» EXERCISE BRIEF: From the listing below, pick out each line with the word "Fiedeler".

Extracted records:
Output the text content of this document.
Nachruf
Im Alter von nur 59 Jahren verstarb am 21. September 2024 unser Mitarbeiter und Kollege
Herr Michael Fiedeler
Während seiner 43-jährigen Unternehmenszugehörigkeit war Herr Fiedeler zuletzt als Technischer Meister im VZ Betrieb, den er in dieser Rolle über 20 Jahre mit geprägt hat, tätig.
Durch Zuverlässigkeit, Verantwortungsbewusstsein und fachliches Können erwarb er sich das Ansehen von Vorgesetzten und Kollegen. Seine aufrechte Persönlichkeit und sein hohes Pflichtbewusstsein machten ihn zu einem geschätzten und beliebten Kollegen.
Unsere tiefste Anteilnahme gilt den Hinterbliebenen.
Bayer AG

» EXERCISE ANSWER:
Herr Michael Fiedeler
Während seiner 43-jährigen Unternehmenszugehörigkeit war Herr Fiedeler zuletzt als Technischer Meister im VZ Betrieb, den er in dieser Rolle über 20 Jahre mit geprägt hat, tätig.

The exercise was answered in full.